• Records provided
====================

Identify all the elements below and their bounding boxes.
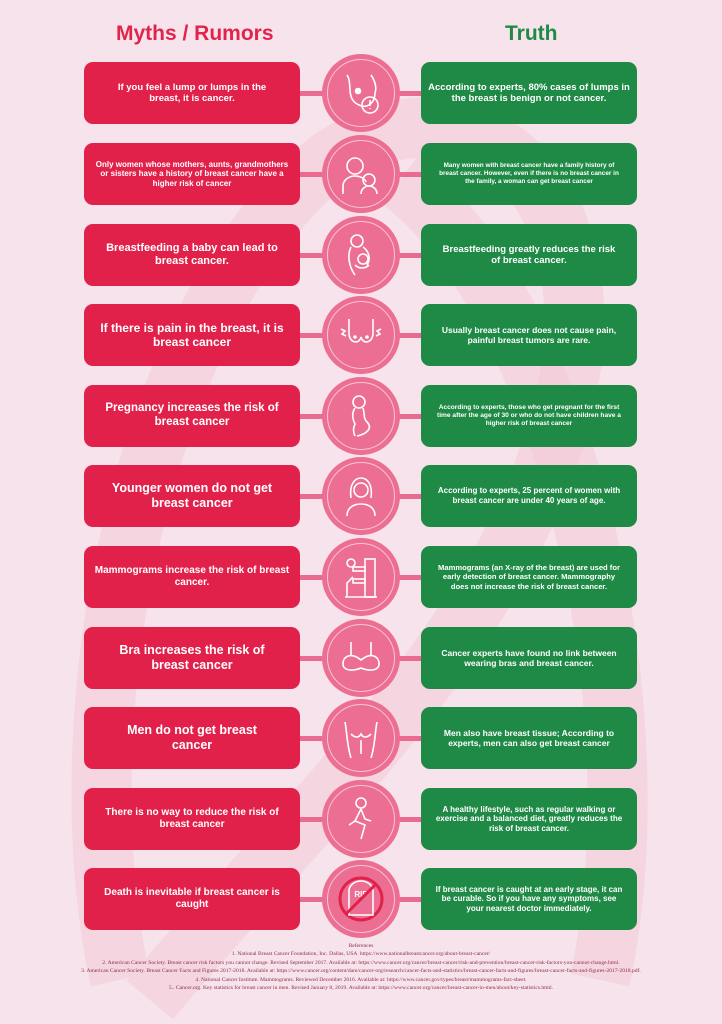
icon: bra bbox=[322, 619, 400, 697]
icon: RIP crossed bbox=[322, 860, 400, 938]
row 8 bbox=[84, 619, 637, 697]
references: 1. National Breast Cancer Foundation, Inc. Dallas, USA https://www.nationalbreastcancer.org/about-breast-cancer/ bbox=[232, 951, 490, 957]
truth 6: According to experts, 25 percent of women with breast cancer are under 40 years of age. bbox=[438, 486, 620, 505]
row 5 bbox=[84, 377, 637, 455]
myth 11: Death is inevitable if breast cancer is caught bbox=[104, 887, 280, 910]
icon: RIP crossed: RIP bbox=[354, 890, 368, 899]
truth 10 bbox=[421, 788, 637, 850]
icon: breastfeeding bbox=[322, 216, 400, 294]
truth 3 bbox=[421, 224, 637, 286]
myth 1 bbox=[84, 62, 300, 124]
truth 11 bbox=[421, 868, 637, 930]
truth 1 bbox=[421, 62, 637, 124]
references: 4. National Cancer Institute. Mammograms. Reviewed December 2016. Available at: https://www.cancer.gov/types/breast/mammograms-fact-sheet. bbox=[195, 977, 527, 983]
myth 9 bbox=[84, 707, 300, 769]
truth 9 bbox=[421, 707, 637, 769]
icon: mammogram machine bbox=[322, 538, 400, 616]
truth 5: According to experts, those who get pregnant for the first time after the age of 30 or who do not have children have a higher risk of breast cancer bbox=[437, 404, 621, 427]
truth 6 bbox=[421, 465, 637, 527]
myth 10: There is no way to reduce the risk of breast cancer bbox=[105, 807, 279, 830]
myth 10 bbox=[84, 788, 300, 850]
myth 8 bbox=[84, 627, 300, 689]
row 1 bbox=[84, 54, 637, 132]
truth 4: Usually breast cancer does not cause pain, painful breast tumors are rare. bbox=[442, 325, 616, 345]
myth 1: If you feel a lump or lumps in the breast, it is cancer. bbox=[118, 82, 266, 104]
truth 4 bbox=[421, 304, 637, 366]
truth 9: Men also have breast tissue; According to experts, men can also get breast cancer bbox=[444, 728, 614, 748]
myth 7: Mammograms increase the risk of breast cancer. bbox=[95, 565, 289, 588]
row 11 bbox=[84, 860, 637, 938]
myth 3 bbox=[84, 224, 300, 286]
myth 2: Only women whose mothers, aunts, grandmothers or sisters have a history of breast cancer have a higher risk of cancer bbox=[96, 160, 288, 188]
references: 3. American Cancer Society. Breast Cancer Facts and Figures 2017-2018. Available at: https://www.cancer.org/content/dam/cancer-org/research/cancer-facts-and-statistics/breast-cancer-facts-and-figures/breast-cancer-facts-and-figures-2017-2018.pdf. bbox=[81, 968, 641, 974]
references: References bbox=[349, 943, 373, 949]
icon: walking woman bbox=[322, 780, 400, 858]
myth 2 bbox=[84, 143, 300, 205]
icon: young woman bbox=[322, 457, 400, 535]
truth 7 bbox=[421, 546, 637, 608]
row 3 bbox=[84, 216, 637, 294]
truth 2: Many women with breast cancer have a family history of breast cancer. However, even if there is no breast cancer in the family, a woman can get breast cancer bbox=[439, 162, 619, 185]
references: 2. American Cancer Society. Breast cancer risk factors you cannot change. Revised September 2017. Available at: https://www.cancer.org/cancer/breast-cancer/risk-and-prevention/breast-cancer-risk-factors-you-cannot-change.html. bbox=[102, 960, 620, 966]
references bbox=[81, 943, 641, 991]
myth 5: Pregnancy increases the risk of breast cancer bbox=[105, 402, 279, 428]
truth 5 bbox=[421, 385, 637, 447]
myth 8: Bra increases the risk of breast cancer bbox=[119, 643, 265, 672]
icon: pregnant woman bbox=[322, 377, 400, 455]
truth 8 bbox=[421, 627, 637, 689]
row 10 bbox=[84, 780, 637, 858]
myth 11 bbox=[84, 868, 300, 930]
myth 7 bbox=[84, 546, 300, 608]
myth 6: Younger women do not get breast cancer bbox=[112, 481, 272, 510]
myth 4: If there is pain in the breast, it is breast cancer bbox=[100, 321, 284, 349]
icon: male chest bbox=[322, 699, 400, 777]
truth 11: If breast cancer is caught at an early stage, it can be curable. So if you have any symptoms, see your nearest doctor immediately. bbox=[436, 885, 622, 913]
myth 3: Breastfeeding a baby can lead to breast cancer. bbox=[106, 242, 278, 267]
icon: mother and daughter bbox=[322, 135, 400, 213]
truth 1: According to experts, 80% cases of lumps in the breast is benign or not cancer. bbox=[428, 82, 630, 104]
truth 7: Mammograms (an X-ray of the breast) are used for early detection of breast cancer. Mammography does not increase the risk of breast cancer. bbox=[438, 563, 620, 591]
row 7 bbox=[84, 538, 637, 616]
myth 9: Men do not get breast cancer bbox=[127, 723, 257, 752]
myth 5 bbox=[84, 385, 300, 447]
truth 2 bbox=[421, 143, 637, 205]
title: truth: Truth bbox=[505, 22, 558, 45]
icon: lump bbox=[322, 54, 400, 132]
row 4 bbox=[84, 296, 637, 374]
row 2 bbox=[84, 135, 637, 213]
myth 4 bbox=[84, 304, 300, 366]
row 6 bbox=[84, 457, 637, 535]
truth 10: A healthy lifestyle, such as regular walking or exercise and a balanced diet, greatly reduces the risk of breast cancer. bbox=[436, 805, 622, 833]
icon: chest pain bbox=[322, 296, 400, 374]
truth 3: Breastfeeding greatly reduces the risk of breast cancer. bbox=[443, 244, 615, 266]
myth 6 bbox=[84, 465, 300, 527]
row 9 bbox=[84, 699, 637, 777]
references: 5.. Cancer.org. Key statistics for breast cancer in men. Revised January 8, 2019. Available at: https://www.cancer.org/cancer/breast-cancer-in-men/about/key-statistics.html. bbox=[169, 985, 553, 991]
title: myths: Myths / Rumors bbox=[116, 22, 274, 45]
truth 8: Cancer experts have found no link between wearing bras and breast cancer. bbox=[441, 648, 617, 668]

====================

• About this exercise
Pictures should be skipped, and the records retyped word for word.

• Result of this exercise
Identify all the elements below and their bounding boxes.
icon: bra bbox=[322, 619, 400, 697]
icon: RIP crossed bbox=[322, 860, 400, 938]
row 8 bbox=[84, 619, 637, 697]
references: 1. National Breast Cancer Foundation, Inc. Dallas, USA https://www.nationalbreastcancer.org/about-breast-cancer/ bbox=[232, 951, 490, 957]
truth 6: According to experts, 25 percent of women with breast cancer are under 40 years of age. bbox=[438, 486, 620, 505]
row 5 bbox=[84, 377, 637, 455]
myth 11: Death is inevitable if breast cancer is caught bbox=[104, 887, 280, 910]
icon: RIP crossed: RIP bbox=[354, 890, 368, 899]
truth 10 bbox=[421, 788, 637, 850]
icon: breastfeeding bbox=[322, 216, 400, 294]
truth 3 bbox=[421, 224, 637, 286]
myth 1 bbox=[84, 62, 300, 124]
truth 11 bbox=[421, 868, 637, 930]
truth 1 bbox=[421, 62, 637, 124]
references: 4. National Cancer Institute. Mammograms. Reviewed December 2016. Available at: https://www.cancer.gov/types/breast/mammograms-fact-sheet. bbox=[195, 977, 527, 983]
myth 9 bbox=[84, 707, 300, 769]
truth 9 bbox=[421, 707, 637, 769]
icon: mammogram machine bbox=[322, 538, 400, 616]
truth 5: According to experts, those who get pregnant for the first time after the age of 30 or who do not have children have a higher risk of breast cancer bbox=[437, 404, 621, 427]
truth 6 bbox=[421, 465, 637, 527]
myth 10: There is no way to reduce the risk of breast cancer bbox=[105, 807, 279, 830]
myth 10 bbox=[84, 788, 300, 850]
myth 8 bbox=[84, 627, 300, 689]
row 1 bbox=[84, 54, 637, 132]
truth 4: Usually breast cancer does not cause pain, painful breast tumors are rare. bbox=[442, 325, 616, 345]
myth 1: If you feel a lump or lumps in the breast, it is cancer. bbox=[118, 82, 266, 104]
truth 4 bbox=[421, 304, 637, 366]
truth 9: Men also have breast tissue; According to experts, men can also get breast cancer bbox=[444, 728, 614, 748]
myth 7: Mammograms increase the risk of breast cancer. bbox=[95, 565, 289, 588]
row 11 bbox=[84, 860, 637, 938]
myth 3 bbox=[84, 224, 300, 286]
myth 2: Only women whose mothers, aunts, grandmothers or sisters have a history of breast cancer have a higher risk of cancer bbox=[96, 160, 288, 188]
references: 3. American Cancer Society. Breast Cancer Facts and Figures 2017-2018. Available at: https://www.cancer.org/content/dam/cancer-org/research/cancer-facts-and-statistics/breast-cancer-facts-and-figures/breast-cancer-facts-and-figures-2017-2018.pdf. bbox=[81, 968, 641, 974]
references: References bbox=[349, 943, 373, 949]
icon: walking woman bbox=[322, 780, 400, 858]
myth 2 bbox=[84, 143, 300, 205]
icon: young woman bbox=[322, 457, 400, 535]
truth 7 bbox=[421, 546, 637, 608]
row 3 bbox=[84, 216, 637, 294]
truth 2: Many women with breast cancer have a family history of breast cancer. However, even if there is no breast cancer in the family, a woman can get breast cancer bbox=[439, 162, 619, 185]
references: 2. American Cancer Society. Breast cancer risk factors you cannot change. Revised September 2017. Available at: https://www.cancer.org/cancer/breast-cancer/risk-and-prevention/breast-cancer-risk-factors-you-cannot-change.html. bbox=[102, 960, 620, 966]
references bbox=[81, 943, 641, 991]
myth 5: Pregnancy increases the risk of breast cancer bbox=[105, 402, 279, 428]
truth 5 bbox=[421, 385, 637, 447]
myth 8: Bra increases the risk of breast cancer bbox=[119, 643, 265, 672]
icon: pregnant woman bbox=[322, 377, 400, 455]
truth 8 bbox=[421, 627, 637, 689]
row 10 bbox=[84, 780, 637, 858]
myth 11 bbox=[84, 868, 300, 930]
myth 7 bbox=[84, 546, 300, 608]
myth 6: Younger women do not get breast cancer bbox=[112, 481, 272, 510]
myth 4: If there is pain in the breast, it is breast cancer bbox=[100, 321, 284, 349]
icon: male chest bbox=[322, 699, 400, 777]
truth 11: If breast cancer is caught at an early stage, it can be curable. So if you have any symptoms, see your nearest doctor immediately. bbox=[436, 885, 622, 913]
myth 3: Breastfeeding a baby can lead to breast cancer. bbox=[106, 242, 278, 267]
icon: mother and daughter bbox=[322, 135, 400, 213]
truth 1: According to experts, 80% cases of lumps in the breast is benign or not cancer. bbox=[428, 82, 630, 104]
truth 7: Mammograms (an X-ray of the breast) are used for early detection of breast cancer. Mammography does not increase the risk of breast cancer. bbox=[438, 563, 620, 591]
row 7 bbox=[84, 538, 637, 616]
myth 9: Men do not get breast cancer bbox=[127, 723, 257, 752]
myth 5 bbox=[84, 385, 300, 447]
truth 2 bbox=[421, 143, 637, 205]
title: truth: Truth bbox=[505, 22, 558, 45]
icon: lump bbox=[322, 54, 400, 132]
row 4 bbox=[84, 296, 637, 374]
row 2 bbox=[84, 135, 637, 213]
myth 4 bbox=[84, 304, 300, 366]
row 6 bbox=[84, 457, 637, 535]
truth 10: A healthy lifestyle, such as regular walking or exercise and a balanced diet, greatly reduces the risk of breast cancer. bbox=[436, 805, 622, 833]
icon: chest pain bbox=[322, 296, 400, 374]
truth 3: Breastfeeding greatly reduces the risk of breast cancer. bbox=[443, 244, 615, 266]
myth 6 bbox=[84, 465, 300, 527]
row 9 bbox=[84, 699, 637, 777]
references: 5.. Cancer.org. Key statistics for breast cancer in men. Revised January 8, 2019. Available at: https://www.cancer.org/cancer/breast-cancer-in-men/about/key-statistics.html. bbox=[169, 985, 553, 991]
title: myths: Myths / Rumors bbox=[116, 22, 274, 45]
truth 8: Cancer experts have found no link between wearing bras and breast cancer. bbox=[441, 648, 617, 668]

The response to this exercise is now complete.